Supplied data:
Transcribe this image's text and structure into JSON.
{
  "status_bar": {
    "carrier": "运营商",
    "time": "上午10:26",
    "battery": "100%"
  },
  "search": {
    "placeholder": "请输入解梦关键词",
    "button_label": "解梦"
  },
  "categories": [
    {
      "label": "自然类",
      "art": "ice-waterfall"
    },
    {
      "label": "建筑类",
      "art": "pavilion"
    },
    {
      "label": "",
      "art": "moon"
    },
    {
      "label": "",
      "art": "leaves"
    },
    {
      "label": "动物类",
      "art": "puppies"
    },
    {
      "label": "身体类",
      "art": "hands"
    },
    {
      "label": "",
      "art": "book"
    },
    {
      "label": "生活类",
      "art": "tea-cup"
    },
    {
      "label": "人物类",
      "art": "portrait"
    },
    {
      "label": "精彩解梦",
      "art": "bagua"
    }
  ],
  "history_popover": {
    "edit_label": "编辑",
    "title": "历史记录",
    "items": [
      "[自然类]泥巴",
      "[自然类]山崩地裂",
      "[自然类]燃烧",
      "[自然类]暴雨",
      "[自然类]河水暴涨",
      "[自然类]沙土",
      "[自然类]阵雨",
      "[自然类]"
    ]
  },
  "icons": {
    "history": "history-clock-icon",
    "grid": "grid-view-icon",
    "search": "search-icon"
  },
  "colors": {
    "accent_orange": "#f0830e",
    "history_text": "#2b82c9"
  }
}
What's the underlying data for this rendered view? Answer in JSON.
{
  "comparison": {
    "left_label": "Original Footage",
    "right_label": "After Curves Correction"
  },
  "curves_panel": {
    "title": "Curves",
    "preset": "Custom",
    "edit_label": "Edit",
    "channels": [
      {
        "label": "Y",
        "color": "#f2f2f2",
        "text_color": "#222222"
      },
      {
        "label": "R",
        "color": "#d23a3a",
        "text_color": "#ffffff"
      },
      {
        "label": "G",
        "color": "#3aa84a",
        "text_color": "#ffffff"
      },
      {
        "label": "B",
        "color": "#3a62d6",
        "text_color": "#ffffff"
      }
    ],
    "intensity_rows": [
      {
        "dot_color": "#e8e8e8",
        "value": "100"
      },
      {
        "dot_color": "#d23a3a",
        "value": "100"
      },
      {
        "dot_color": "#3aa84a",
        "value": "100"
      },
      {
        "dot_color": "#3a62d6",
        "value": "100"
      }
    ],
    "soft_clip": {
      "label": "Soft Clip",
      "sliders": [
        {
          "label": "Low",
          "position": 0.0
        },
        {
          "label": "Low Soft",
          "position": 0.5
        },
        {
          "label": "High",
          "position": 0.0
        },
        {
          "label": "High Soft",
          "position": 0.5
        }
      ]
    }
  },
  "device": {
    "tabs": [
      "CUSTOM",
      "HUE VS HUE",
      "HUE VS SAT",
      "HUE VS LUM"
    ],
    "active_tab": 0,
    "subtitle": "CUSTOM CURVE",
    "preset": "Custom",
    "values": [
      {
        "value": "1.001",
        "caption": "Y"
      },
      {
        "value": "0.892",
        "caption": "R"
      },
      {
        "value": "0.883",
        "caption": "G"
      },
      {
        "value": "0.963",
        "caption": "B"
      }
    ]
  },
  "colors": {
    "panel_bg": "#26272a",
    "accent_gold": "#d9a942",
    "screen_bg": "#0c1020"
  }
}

What you are asked to do:
Repeat the material above in full, quoting it exactly.

Task output:
Transcribe this image's text and structure into JSON.
{
  "status_bar": {
    "carrier": "运营商",
    "time": "上午10:26",
    "battery": "100%"
  },
  "search": {
    "placeholder": "请输入解梦关键词",
    "button_label": "解梦"
  },
  "categories": [
    {
      "label": "自然类",
      "art": "ice-waterfall"
    },
    {
      "label": "建筑类",
      "art": "pavilion"
    },
    {
      "label": "",
      "art": "moon"
    },
    {
      "label": "",
      "art": "leaves"
    },
    {
      "label": "动物类",
      "art": "puppies"
    },
    {
      "label": "身体类",
      "art": "hands"
    },
    {
      "label": "",
      "art": "book"
    },
    {
      "label": "生活类",
      "art": "tea-cup"
    },
    {
      "label": "人物类",
      "art": "portrait"
    },
    {
      "label": "精彩解梦",
      "art": "bagua"
    }
  ],
  "history_popover": {
    "edit_label": "编辑",
    "title": "历史记录",
    "items": [
      "[自然类]泥巴",
      "[自然类]山崩地裂",
      "[自然类]燃烧",
      "[自然类]暴雨",
      "[自然类]河水暴涨",
      "[自然类]沙土",
      "[自然类]阵雨",
      "[自然类]"
    ]
  },
  "icons": {
    "history": "history-clock-icon",
    "grid": "grid-view-icon",
    "search": "search-icon"
  },
  "colors": {
    "accent_orange": "#f0830e",
    "history_text": "#2b82c9"
  }
}
What's the underlying data for this rendered view? Answer in JSON.
{
  "comparison": {
    "left_label": "Original Footage",
    "right_label": "After Curves Correction"
  },
  "curves_panel": {
    "title": "Curves",
    "preset": "Custom",
    "edit_label": "Edit",
    "channels": [
      {
        "label": "Y",
        "color": "#f2f2f2",
        "text_color": "#222222"
      },
      {
        "label": "R",
        "color": "#d23a3a",
        "text_color": "#ffffff"
      },
      {
        "label": "G",
        "color": "#3aa84a",
        "text_color": "#ffffff"
      },
      {
        "label": "B",
        "color": "#3a62d6",
        "text_color": "#ffffff"
      }
    ],
    "intensity_rows": [
      {
        "dot_color": "#e8e8e8",
        "value": "100"
      },
      {
        "dot_color": "#d23a3a",
        "value": "100"
      },
      {
        "dot_color": "#3aa84a",
        "value": "100"
      },
      {
        "dot_color": "#3a62d6",
        "value": "100"
      }
    ],
    "soft_clip": {
      "label": "Soft Clip",
      "sliders": [
        {
          "label": "Low",
          "position": 0.0
        },
        {
          "label": "Low Soft",
          "position": 0.5
        },
        {
          "label": "High",
          "position": 0.0
        },
        {
          "label": "High Soft",
          "position": 0.5
        }
      ]
    }
  },
  "device": {
    "tabs": [
      "CUSTOM",
      "HUE VS HUE",
      "HUE VS SAT",
      "HUE VS LUM"
    ],
    "active_tab": 0,
    "subtitle": "CUSTOM CURVE",
    "preset": "Custom",
    "values": [
      {
        "value": "1.001",
        "caption": "Y"
      },
      {
        "value": "0.892",
        "caption": "R"
      },
      {
        "value": "0.883",
        "caption": "G"
      },
      {
        "value": "0.963",
        "caption": "B"
      }
    ]
  },
  "colors": {
    "panel_bg": "#26272a",
    "accent_gold": "#d9a942",
    "screen_bg": "#0c1020"
  }
}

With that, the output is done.